• What to work on:
Extend the text on the Duni poetic form below, picking up after its final line.

• Text:

Duni

Pathways for the Poet by Viola Berg (1977) is a book for and by educators. Classic poetic forms as well as many invented forms which appear to have been invented as teaching tools or exercizes for use in workshops or classrooms are included. Some of these invented forms I have found in use in internet poetry communities, a testament to their staying power. On this page I include the metric invented forms found there in which appear to be exclusive to the community of educators from whom Ms. Berg drew her support. I have yet to find these in any other source. …. Whether classroom exercise or sharpening your skill as a writer, some of these forms can be fun to play with.

• The Duni has a complicated metric pattern and includes a pivot or change of thought in L6.  Created by Mildred Dewey. 

The Duni is:
○ a heptastich, 7 line poem.
○ metered, 
L1 1 dactyl followed by 2 trochees and an Iamb 
L2 3 iambs
L3 a trochee followed by an anapest and 2 iambs
L4 3 iambs
L5 3 iambs
L6 4 iambs
L7 1 iamb, followed by an anapest and an iamb
○ composed with a pivot or change of thought in L6.
○ rhymed, rhyme scheme abcacba.

Pasted from http://www.poetrymagnumopus.com/index.php?showtopic=1199#dionol
My thanks to Judi Van Gorder for years of work on this fine PMO resource.

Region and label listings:
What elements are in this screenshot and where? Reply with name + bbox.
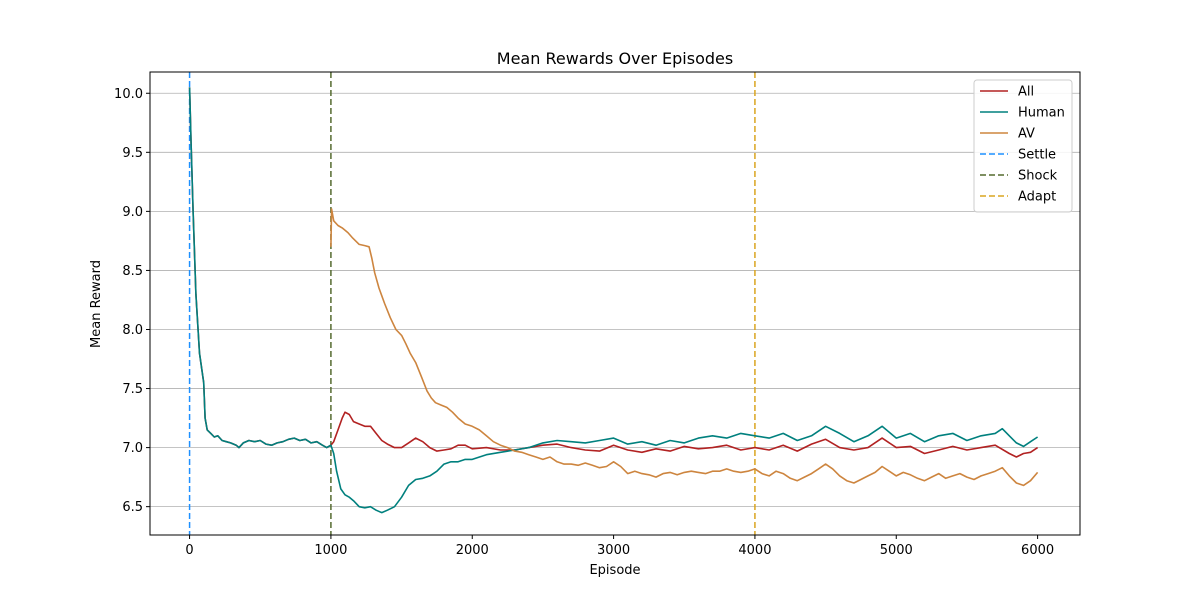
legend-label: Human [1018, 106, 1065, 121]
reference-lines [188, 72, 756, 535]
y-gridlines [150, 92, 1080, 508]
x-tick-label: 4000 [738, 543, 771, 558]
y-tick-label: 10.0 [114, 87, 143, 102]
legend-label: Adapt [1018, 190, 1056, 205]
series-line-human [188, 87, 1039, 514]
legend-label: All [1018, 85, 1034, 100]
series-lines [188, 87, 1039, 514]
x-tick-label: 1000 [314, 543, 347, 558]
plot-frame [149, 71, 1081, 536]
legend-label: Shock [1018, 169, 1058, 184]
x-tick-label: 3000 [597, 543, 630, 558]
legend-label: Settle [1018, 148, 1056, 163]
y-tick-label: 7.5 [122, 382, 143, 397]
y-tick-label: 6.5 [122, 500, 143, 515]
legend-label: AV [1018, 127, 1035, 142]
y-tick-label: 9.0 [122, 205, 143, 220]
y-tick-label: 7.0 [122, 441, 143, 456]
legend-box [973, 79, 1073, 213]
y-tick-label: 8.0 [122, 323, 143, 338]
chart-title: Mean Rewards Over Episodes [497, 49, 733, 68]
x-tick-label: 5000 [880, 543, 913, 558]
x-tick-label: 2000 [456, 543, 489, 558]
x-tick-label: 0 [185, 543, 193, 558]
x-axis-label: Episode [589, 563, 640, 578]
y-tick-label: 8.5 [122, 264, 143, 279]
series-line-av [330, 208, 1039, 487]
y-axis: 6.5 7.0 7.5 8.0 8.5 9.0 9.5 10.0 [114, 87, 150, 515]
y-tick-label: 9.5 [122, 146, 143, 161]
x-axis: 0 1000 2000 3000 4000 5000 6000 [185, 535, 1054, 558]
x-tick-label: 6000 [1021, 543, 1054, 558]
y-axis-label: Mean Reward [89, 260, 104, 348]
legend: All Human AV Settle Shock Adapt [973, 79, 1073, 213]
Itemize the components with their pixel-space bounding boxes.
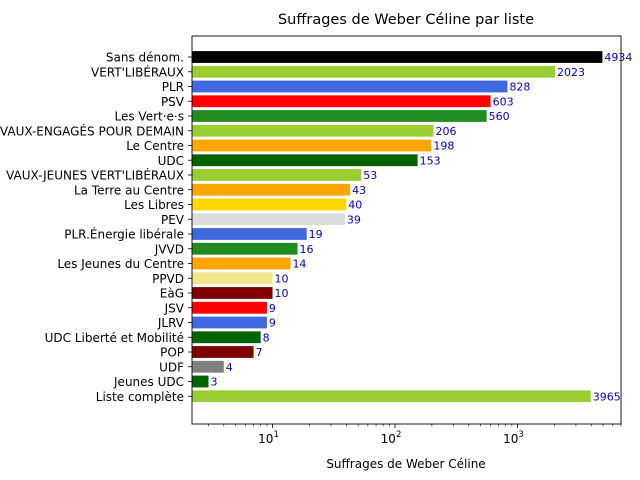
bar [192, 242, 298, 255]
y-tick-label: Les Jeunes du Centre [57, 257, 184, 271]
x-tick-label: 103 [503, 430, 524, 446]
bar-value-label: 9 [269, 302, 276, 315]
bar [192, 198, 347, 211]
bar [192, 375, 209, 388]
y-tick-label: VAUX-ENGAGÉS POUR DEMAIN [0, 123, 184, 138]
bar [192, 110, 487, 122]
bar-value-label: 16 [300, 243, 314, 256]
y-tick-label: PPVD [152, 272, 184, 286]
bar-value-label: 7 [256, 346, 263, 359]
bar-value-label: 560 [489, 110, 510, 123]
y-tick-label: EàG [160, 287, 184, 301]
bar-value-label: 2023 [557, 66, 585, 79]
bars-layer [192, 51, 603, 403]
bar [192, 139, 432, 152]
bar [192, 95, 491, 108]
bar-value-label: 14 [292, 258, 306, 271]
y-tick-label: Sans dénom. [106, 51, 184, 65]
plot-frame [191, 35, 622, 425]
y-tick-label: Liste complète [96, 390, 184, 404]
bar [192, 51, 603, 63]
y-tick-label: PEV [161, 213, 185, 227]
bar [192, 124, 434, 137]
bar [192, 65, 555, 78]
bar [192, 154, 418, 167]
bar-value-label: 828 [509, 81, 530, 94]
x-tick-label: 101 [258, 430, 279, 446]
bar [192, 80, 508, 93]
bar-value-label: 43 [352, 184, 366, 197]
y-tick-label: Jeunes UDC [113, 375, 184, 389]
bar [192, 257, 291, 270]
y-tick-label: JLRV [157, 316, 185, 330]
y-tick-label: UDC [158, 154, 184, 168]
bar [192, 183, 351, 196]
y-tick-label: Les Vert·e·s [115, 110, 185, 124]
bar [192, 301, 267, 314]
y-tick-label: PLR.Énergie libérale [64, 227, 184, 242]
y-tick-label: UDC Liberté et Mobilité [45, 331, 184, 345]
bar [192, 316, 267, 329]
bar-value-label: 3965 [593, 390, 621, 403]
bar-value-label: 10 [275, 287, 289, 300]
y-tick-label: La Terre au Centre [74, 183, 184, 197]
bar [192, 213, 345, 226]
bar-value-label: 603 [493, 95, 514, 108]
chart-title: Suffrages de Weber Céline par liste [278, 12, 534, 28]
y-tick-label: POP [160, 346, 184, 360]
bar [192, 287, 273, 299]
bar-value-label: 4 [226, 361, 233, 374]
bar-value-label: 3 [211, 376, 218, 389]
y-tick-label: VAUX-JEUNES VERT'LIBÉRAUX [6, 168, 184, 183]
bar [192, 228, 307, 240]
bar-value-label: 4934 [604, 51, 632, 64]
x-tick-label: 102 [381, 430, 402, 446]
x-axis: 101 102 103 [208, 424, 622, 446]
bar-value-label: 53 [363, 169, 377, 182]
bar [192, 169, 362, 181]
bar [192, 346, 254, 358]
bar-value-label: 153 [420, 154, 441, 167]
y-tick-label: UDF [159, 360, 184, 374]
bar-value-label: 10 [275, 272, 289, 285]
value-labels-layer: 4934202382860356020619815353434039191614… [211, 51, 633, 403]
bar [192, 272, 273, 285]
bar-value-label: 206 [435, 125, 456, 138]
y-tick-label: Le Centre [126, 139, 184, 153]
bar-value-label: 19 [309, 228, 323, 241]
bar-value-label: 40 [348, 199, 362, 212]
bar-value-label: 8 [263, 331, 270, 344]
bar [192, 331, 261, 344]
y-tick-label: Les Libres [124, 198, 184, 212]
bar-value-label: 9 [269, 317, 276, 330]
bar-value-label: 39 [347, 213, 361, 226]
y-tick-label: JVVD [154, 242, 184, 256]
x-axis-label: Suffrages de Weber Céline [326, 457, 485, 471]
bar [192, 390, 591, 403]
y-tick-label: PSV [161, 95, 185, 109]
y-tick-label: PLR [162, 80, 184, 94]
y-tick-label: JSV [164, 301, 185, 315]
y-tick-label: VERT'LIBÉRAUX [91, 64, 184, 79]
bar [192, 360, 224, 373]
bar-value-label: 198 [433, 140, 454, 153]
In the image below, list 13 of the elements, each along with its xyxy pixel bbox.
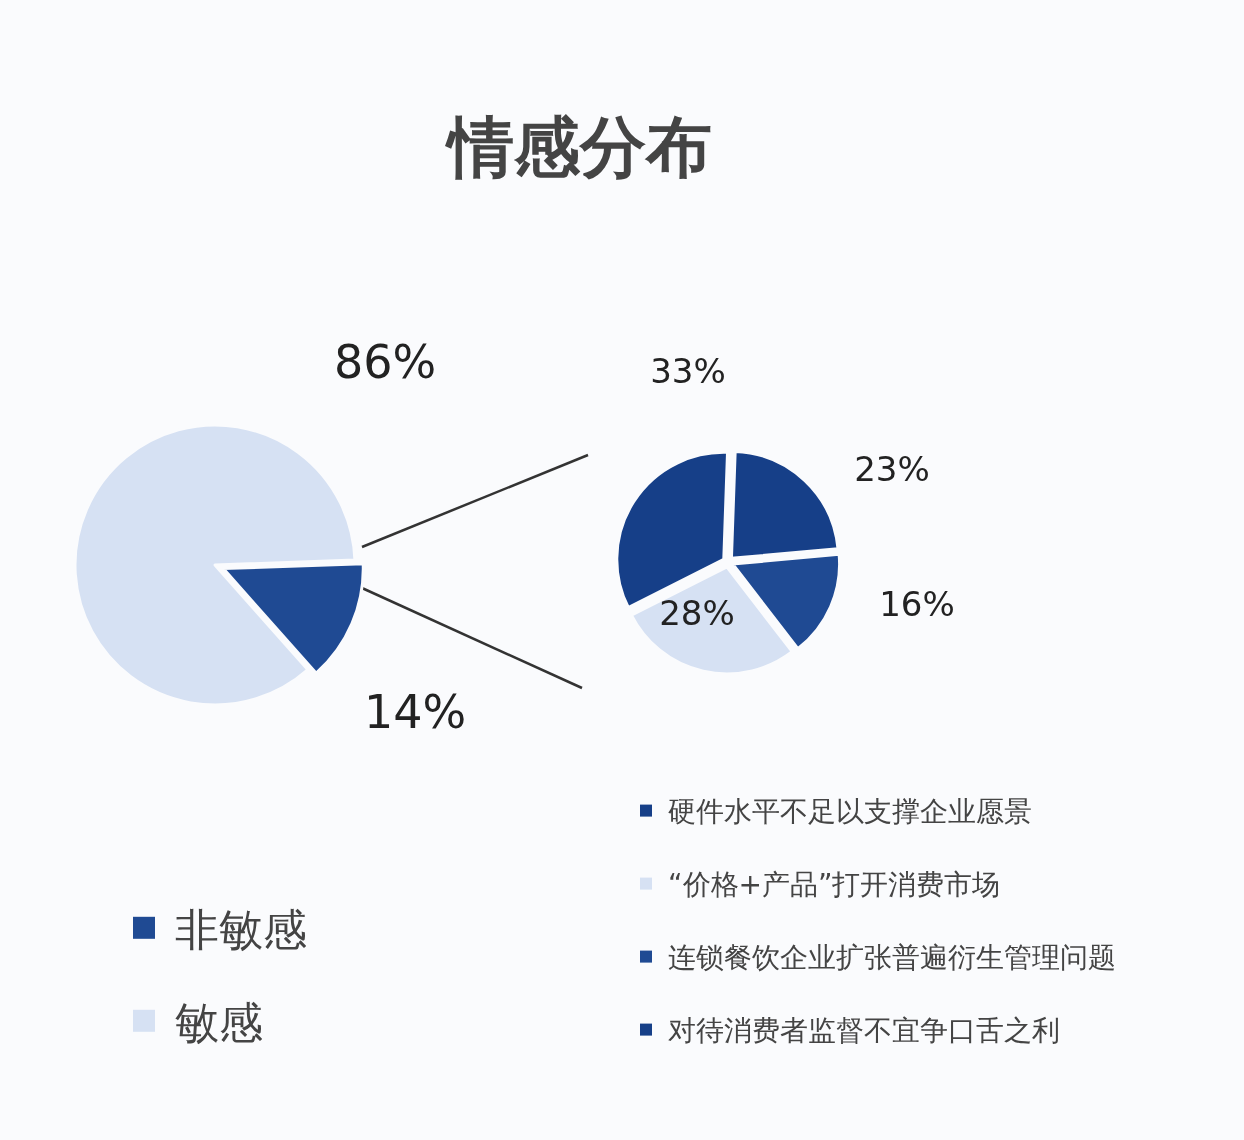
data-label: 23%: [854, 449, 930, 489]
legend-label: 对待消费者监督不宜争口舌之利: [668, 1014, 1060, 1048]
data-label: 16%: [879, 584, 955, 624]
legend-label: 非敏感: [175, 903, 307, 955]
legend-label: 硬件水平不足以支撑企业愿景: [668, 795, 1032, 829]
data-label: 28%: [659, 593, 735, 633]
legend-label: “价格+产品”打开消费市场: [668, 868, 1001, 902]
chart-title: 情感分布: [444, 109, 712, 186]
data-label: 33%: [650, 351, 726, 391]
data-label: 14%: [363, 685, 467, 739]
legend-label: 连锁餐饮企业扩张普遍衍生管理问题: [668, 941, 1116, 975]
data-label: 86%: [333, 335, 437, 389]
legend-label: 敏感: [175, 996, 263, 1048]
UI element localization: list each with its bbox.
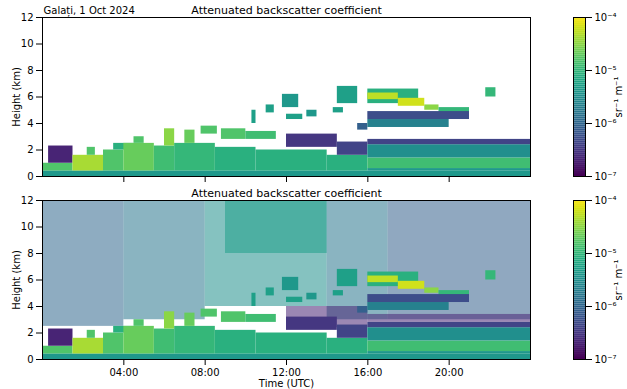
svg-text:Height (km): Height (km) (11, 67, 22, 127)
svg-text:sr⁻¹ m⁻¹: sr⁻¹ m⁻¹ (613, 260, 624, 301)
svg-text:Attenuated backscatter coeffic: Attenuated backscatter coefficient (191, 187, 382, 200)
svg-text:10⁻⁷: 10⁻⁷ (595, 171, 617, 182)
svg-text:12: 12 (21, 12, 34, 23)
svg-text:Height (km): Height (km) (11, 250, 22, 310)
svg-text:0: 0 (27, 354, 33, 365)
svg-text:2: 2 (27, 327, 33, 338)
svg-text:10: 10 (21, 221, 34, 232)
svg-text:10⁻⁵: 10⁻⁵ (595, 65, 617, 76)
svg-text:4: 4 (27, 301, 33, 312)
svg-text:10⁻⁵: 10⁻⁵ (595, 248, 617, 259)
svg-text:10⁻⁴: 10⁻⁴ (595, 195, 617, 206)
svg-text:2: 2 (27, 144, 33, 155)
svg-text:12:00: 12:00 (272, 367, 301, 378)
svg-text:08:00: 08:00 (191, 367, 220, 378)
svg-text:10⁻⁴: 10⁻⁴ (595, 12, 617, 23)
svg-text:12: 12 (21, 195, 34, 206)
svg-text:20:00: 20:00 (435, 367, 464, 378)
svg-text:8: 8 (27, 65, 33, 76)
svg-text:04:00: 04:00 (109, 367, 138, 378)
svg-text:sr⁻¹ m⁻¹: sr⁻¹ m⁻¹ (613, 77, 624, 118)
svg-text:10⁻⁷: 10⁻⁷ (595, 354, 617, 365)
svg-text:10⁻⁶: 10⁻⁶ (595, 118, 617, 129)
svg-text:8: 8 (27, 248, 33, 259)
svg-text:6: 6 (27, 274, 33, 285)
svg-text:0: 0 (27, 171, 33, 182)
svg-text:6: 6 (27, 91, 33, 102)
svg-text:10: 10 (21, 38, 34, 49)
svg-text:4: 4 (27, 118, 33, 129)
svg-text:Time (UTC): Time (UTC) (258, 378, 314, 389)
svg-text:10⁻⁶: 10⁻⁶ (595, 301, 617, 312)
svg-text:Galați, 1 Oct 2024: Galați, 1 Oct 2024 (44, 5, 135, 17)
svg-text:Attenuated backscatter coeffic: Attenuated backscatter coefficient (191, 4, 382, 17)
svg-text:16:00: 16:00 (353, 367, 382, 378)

• Written answer:
My example

Selective Perception Advised (Duni)

Paying attention makes lots of sense.
It’s socially astute.
Notice your wife’s nails or her French-braid
and she’ll take no offense.
But man, I’d be afraid
to note another’s wife is cute.
Observing that’s somewhat dense.

© Lawrencealot – September 9, 2014

Visual template

Duni

Cycle

Pathways for the Poet by Viola Berg (1977) is a book for and by educators. Classic poetic forms as well as many invented forms which appear to have been invented as teaching tools or exercizes for use in workshops or classrooms are included. Some of these invented forms I have found in use in internet poetry communities, a testament to their staying power. On this page I include the metric invented forms found there in which appear to be exclusive to the community of educators from whom Ms. Berg drew her support. I have yet to find these in any other source. I have included the syllabic invented forms on a separate page. Whether classroom exercise or sharpening your skill as a writer, some of these forms can be fun to play with.

• Cycle appears to be an exercise in meter and rhyme. This invented verse form was created by Paul Emile Miller.

The Cycle is:
○ stanzaic, written in 3 quatrains.
○ metric, L1 and L3 tetrameter made up of a trochee followed by a dactyl and 2 iambs; L1 and L3 often use feminine end words. L2 and L4 are iambic trimeter. “Pathways” description and example are in conflict, the description of meter here fits with the example poem.
○ rhymed, abab cbcb dbdb.

Pasted from http://www.poetrymagnumopus.com/index.php?showtopic=1199#dionol
My thanks to Judi Van Gorder for years of work on this fine PMO resource.

My example

Naturally Selected (Cycle)

Defunct vestigials are proof I reckon,
(denying dogma’s claims)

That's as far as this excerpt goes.